Source data
——————————

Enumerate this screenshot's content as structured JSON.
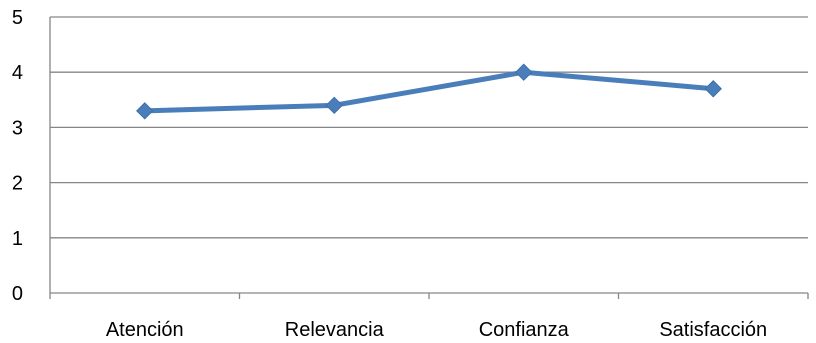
{
  "chart_data": {
    "type": "line",
    "title": "",
    "xlabel": "",
    "ylabel": "",
    "categories": [
      "Atención",
      "Relevancia",
      "Confianza",
      "Satisfacción"
    ],
    "series": [
      {
        "values": [
          3.3,
          3.4,
          4.0,
          3.7
        ],
        "color": "#4a7ebb"
      }
    ],
    "ylim": [
      0,
      5
    ],
    "yticks": [
      0,
      1,
      2,
      3,
      4,
      5
    ],
    "grid": true,
    "legend": "none",
    "marker": "diamond"
  }
}
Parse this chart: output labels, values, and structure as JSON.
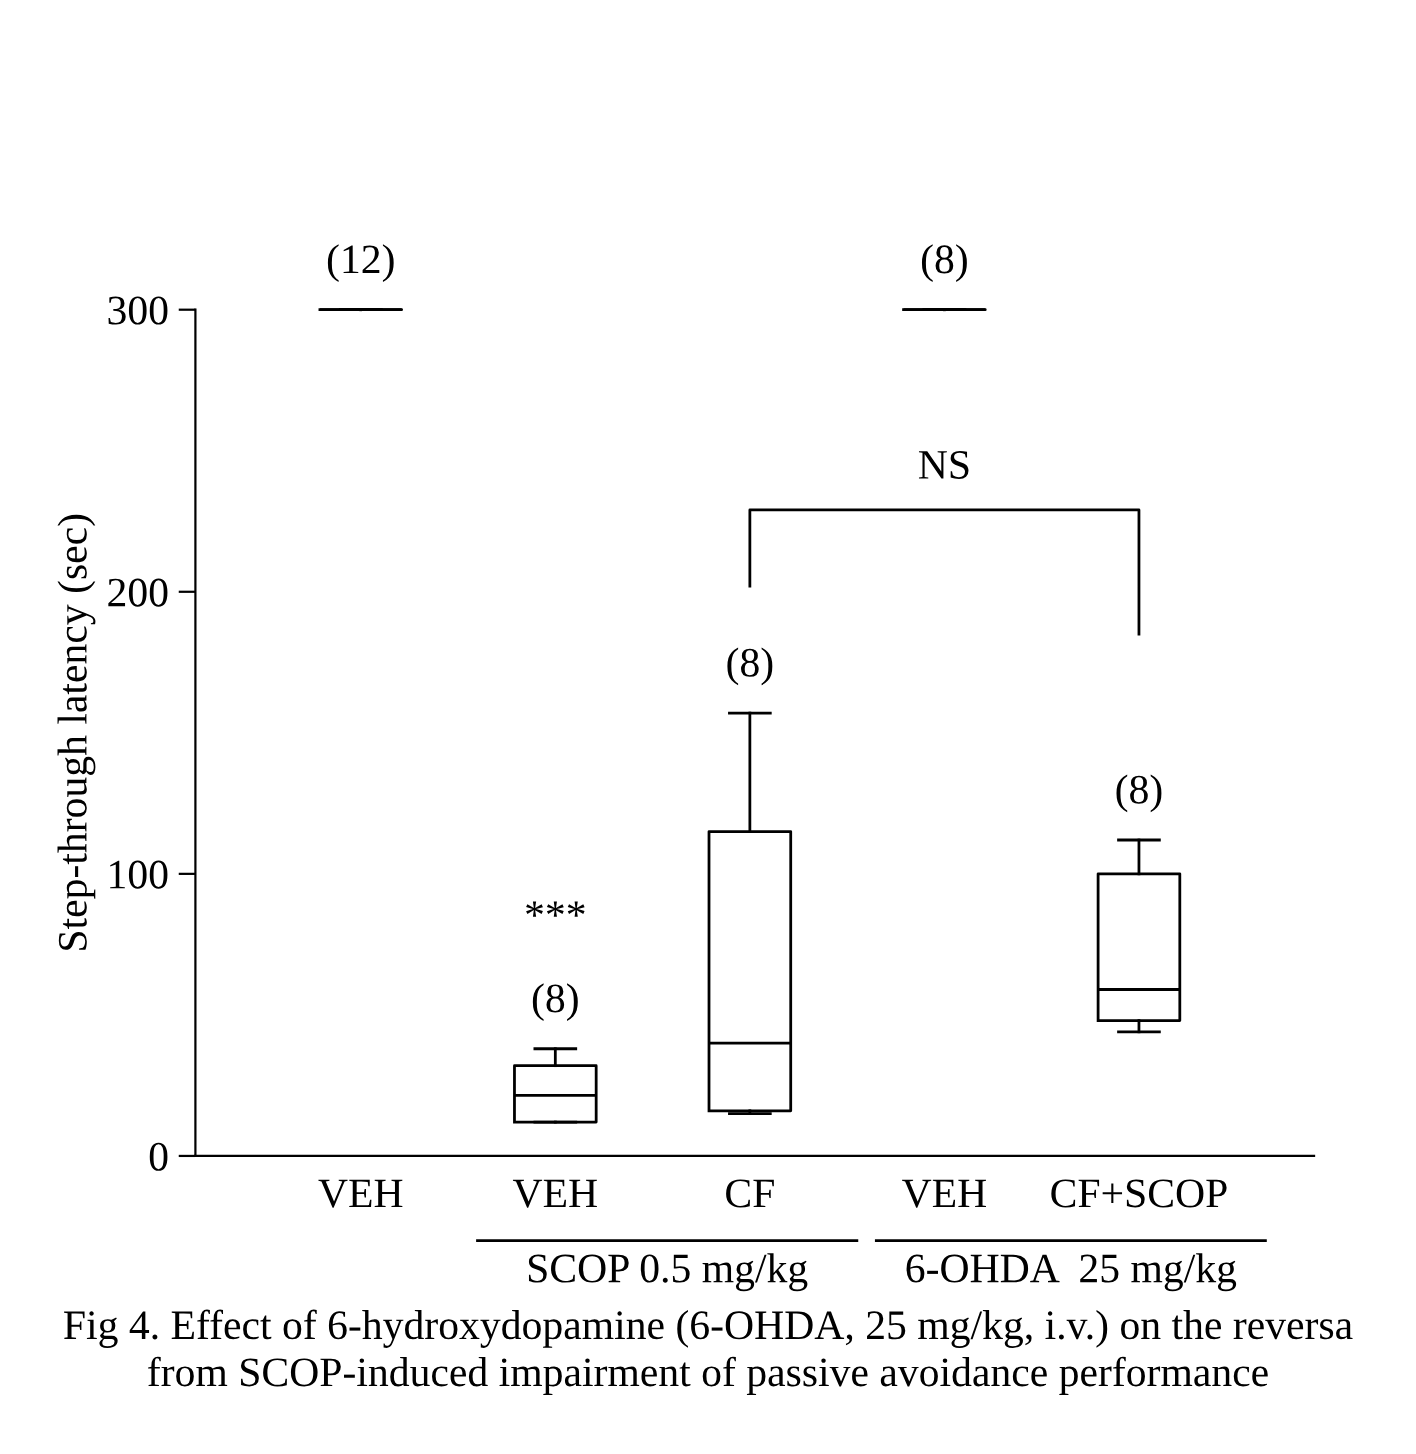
{
  "chart_data": {
    "type": "box",
    "ylabel": "Step-through latency (sec)",
    "categories": [
      "VEH",
      "VEH",
      "CF",
      "VEH",
      "CF+SCOP"
    ],
    "boxes": [
      {
        "low": 300,
        "q1": 300,
        "median": 300,
        "q3": 300,
        "high": 300
      },
      {
        "low": 12,
        "q1": 12,
        "median": 21.5,
        "q3": 32,
        "high": 38
      },
      {
        "low": 15,
        "q1": 16,
        "median": 40,
        "q3": 115,
        "high": 157
      },
      {
        "low": 300,
        "q1": 300,
        "median": 300,
        "q3": 300,
        "high": 300
      },
      {
        "low": 44,
        "q1": 48,
        "median": 59,
        "q3": 100,
        "high": 112
      }
    ],
    "ylim": [
      0,
      300
    ],
    "yticks": [
      0,
      100,
      200,
      300
    ],
    "grid": false,
    "legend": false,
    "annotations": [
      "(12)",
      "(8)",
      "(8)",
      "(8)",
      "(8)",
      "***",
      "NS",
      "SCOP 0.5 mg/kg",
      "6-OHDA  25 mg/kg",
      "Fig 4. Effect of 6-hydroxydopamine (6-OHDA, 25 mg/kg, i.v.) on the reversa\nfrom SCOP-induced impairment of passive avoidance performance"
    ]
  }
}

——————————

_OBJECTIVE_
Return each line from the material above exactly, but not the pictures.

_WRITTEN RESPONSE_
Enumerate this screenshot's content as structured JSON.
{
  "chart_data": {
    "type": "line",
    "title": "",
    "xlabel": "",
    "ylabel": "",
    "categories": [
      "Atención",
      "Relevancia",
      "Confianza",
      "Satisfacción"
    ],
    "series": [
      {
        "values": [
          3.3,
          3.4,
          4.0,
          3.7
        ],
        "color": "#4a7ebb"
      }
    ],
    "ylim": [
      0,
      5
    ],
    "yticks": [
      0,
      1,
      2,
      3,
      4,
      5
    ],
    "grid": true,
    "legend": "none",
    "marker": "diamond"
  }
}
Parse this chart: output labels, values, and structure as JSON.
{
  "chart_data": {
    "type": "box",
    "ylabel": "Step-through latency (sec)",
    "categories": [
      "VEH",
      "VEH",
      "CF",
      "VEH",
      "CF+SCOP"
    ],
    "boxes": [
      {
        "low": 300,
        "q1": 300,
        "median": 300,
        "q3": 300,
        "high": 300
      },
      {
        "low": 12,
        "q1": 12,
        "median": 21.5,
        "q3": 32,
        "high": 38
      },
      {
        "low": 15,
        "q1": 16,
        "median": 40,
        "q3": 115,
        "high": 157
      },
      {
        "low": 300,
        "q1": 300,
        "median": 300,
        "q3": 300,
        "high": 300
      },
      {
        "low": 44,
        "q1": 48,
        "median": 59,
        "q3": 100,
        "high": 112
      }
    ],
    "ylim": [
      0,
      300
    ],
    "yticks": [
      0,
      100,
      200,
      300
    ],
    "grid": false,
    "legend": false,
    "annotations": [
      "(12)",
      "(8)",
      "(8)",
      "(8)",
      "(8)",
      "***",
      "NS",
      "SCOP 0.5 mg/kg",
      "6-OHDA  25 mg/kg",
      "Fig 4. Effect of 6-hydroxydopamine (6-OHDA, 25 mg/kg, i.v.) on the reversa\nfrom SCOP-induced impairment of passive avoidance performance"
    ]
  }
}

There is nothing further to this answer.